• **Set problem**
Look through the material below for "this". Copy every line that contains it.
○ ○ ○ ○ ○ ○ ○
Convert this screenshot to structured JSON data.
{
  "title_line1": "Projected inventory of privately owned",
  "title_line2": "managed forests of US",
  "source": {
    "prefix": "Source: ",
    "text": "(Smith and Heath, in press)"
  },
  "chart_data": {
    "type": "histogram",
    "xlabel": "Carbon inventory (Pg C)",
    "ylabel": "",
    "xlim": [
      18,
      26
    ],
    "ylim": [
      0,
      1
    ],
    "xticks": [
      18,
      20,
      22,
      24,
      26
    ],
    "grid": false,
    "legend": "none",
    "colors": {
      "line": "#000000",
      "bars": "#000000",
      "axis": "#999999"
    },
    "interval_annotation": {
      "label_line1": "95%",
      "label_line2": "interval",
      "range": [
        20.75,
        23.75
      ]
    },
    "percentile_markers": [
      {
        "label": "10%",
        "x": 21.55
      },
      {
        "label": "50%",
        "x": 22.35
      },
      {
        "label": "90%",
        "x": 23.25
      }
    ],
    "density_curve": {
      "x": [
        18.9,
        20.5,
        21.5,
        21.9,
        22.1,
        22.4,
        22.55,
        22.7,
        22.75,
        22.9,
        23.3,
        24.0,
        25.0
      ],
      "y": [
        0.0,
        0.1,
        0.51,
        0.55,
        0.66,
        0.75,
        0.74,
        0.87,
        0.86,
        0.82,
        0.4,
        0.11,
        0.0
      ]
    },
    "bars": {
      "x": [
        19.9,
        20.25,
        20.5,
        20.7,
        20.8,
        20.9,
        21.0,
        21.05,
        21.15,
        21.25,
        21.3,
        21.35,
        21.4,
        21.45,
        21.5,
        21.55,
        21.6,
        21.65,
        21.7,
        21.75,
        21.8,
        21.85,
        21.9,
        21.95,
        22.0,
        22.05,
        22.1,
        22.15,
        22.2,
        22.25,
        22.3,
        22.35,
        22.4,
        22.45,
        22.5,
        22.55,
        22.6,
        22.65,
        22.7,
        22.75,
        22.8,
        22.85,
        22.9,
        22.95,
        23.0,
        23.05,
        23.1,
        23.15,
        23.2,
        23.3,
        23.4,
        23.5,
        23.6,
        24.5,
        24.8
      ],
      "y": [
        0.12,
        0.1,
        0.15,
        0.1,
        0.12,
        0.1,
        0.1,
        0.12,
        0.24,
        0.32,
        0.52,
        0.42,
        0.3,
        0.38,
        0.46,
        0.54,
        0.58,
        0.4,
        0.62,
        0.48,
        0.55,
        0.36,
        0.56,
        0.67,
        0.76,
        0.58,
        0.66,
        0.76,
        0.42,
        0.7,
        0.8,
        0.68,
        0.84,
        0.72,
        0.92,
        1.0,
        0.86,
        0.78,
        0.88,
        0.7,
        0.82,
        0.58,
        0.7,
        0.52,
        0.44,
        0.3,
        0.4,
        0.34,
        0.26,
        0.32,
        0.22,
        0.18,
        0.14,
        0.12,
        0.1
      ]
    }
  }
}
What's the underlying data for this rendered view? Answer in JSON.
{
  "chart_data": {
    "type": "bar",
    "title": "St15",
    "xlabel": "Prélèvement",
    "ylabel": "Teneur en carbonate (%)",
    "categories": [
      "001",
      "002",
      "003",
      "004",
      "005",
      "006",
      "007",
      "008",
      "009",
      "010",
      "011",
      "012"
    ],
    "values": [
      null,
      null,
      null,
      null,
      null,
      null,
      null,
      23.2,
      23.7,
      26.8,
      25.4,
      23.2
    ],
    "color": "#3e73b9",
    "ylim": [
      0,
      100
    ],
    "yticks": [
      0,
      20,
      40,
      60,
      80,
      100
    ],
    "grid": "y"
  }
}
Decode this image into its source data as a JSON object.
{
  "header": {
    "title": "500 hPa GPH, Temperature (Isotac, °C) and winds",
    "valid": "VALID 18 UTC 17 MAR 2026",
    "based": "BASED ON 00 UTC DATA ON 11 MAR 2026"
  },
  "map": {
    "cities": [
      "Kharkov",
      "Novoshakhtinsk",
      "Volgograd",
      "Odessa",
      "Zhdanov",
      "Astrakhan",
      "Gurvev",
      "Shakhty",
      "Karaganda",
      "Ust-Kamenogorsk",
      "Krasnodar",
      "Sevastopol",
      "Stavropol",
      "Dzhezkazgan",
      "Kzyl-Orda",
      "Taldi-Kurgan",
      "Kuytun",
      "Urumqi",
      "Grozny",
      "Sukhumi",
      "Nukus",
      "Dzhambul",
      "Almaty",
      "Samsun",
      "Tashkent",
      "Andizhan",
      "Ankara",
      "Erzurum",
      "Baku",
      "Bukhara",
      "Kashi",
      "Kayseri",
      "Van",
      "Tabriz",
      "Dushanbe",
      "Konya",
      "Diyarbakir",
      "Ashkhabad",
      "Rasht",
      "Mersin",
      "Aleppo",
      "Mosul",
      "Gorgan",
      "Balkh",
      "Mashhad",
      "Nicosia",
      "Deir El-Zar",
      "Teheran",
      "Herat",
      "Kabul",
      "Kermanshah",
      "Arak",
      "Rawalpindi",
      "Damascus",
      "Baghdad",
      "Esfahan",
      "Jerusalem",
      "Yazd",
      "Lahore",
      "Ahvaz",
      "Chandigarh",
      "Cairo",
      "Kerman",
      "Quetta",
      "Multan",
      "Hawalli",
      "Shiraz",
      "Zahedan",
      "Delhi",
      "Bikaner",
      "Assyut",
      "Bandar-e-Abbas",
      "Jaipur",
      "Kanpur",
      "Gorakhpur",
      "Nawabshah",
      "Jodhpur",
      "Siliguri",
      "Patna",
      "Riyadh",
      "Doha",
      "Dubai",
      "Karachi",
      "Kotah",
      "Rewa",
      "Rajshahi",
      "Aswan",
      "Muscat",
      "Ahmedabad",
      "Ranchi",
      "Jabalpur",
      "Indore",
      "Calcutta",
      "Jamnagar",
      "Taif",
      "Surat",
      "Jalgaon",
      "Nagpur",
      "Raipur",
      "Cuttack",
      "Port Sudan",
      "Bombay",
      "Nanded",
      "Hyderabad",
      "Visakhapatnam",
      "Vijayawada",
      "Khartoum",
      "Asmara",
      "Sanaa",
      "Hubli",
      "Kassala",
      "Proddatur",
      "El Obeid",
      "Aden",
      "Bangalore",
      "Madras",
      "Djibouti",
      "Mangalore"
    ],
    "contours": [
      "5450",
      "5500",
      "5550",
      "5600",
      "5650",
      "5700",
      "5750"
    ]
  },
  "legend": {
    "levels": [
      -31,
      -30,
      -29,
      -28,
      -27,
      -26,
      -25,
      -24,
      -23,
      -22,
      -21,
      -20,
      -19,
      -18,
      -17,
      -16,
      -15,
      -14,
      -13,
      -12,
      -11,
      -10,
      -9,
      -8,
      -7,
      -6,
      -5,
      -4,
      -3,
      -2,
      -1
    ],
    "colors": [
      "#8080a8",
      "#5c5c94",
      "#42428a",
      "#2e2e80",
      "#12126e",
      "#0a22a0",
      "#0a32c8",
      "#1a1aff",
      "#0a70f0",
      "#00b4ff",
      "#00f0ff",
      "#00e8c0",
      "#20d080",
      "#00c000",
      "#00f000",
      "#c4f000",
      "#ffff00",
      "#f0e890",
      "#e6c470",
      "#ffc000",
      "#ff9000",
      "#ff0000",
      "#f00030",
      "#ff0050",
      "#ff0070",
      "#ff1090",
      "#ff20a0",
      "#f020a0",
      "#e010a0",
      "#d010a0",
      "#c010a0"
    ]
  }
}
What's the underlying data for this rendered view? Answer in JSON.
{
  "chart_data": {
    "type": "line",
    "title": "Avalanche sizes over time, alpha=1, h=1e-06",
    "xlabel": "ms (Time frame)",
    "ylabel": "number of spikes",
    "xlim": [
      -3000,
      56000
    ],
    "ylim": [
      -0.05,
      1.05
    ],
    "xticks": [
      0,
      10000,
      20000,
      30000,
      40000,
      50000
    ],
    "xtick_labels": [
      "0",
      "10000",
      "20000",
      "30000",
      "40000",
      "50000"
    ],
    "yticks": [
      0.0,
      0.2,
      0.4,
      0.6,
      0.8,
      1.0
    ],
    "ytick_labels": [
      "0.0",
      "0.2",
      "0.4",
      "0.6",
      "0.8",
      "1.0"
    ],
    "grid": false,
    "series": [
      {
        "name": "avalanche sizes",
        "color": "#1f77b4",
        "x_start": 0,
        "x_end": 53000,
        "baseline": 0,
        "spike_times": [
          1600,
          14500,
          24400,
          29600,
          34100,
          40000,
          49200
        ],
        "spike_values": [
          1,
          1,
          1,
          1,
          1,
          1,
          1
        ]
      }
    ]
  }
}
○ ○ ○ ○ ○ ○ ○
• **Problem solution**
Convert this screenshot to structured JSON data.
What's the underlying data for this rendered view? Answer in JSON.
Decode this image into its source data as a JSON object.
What's the underlying data for this rendered view? Answer in JSON.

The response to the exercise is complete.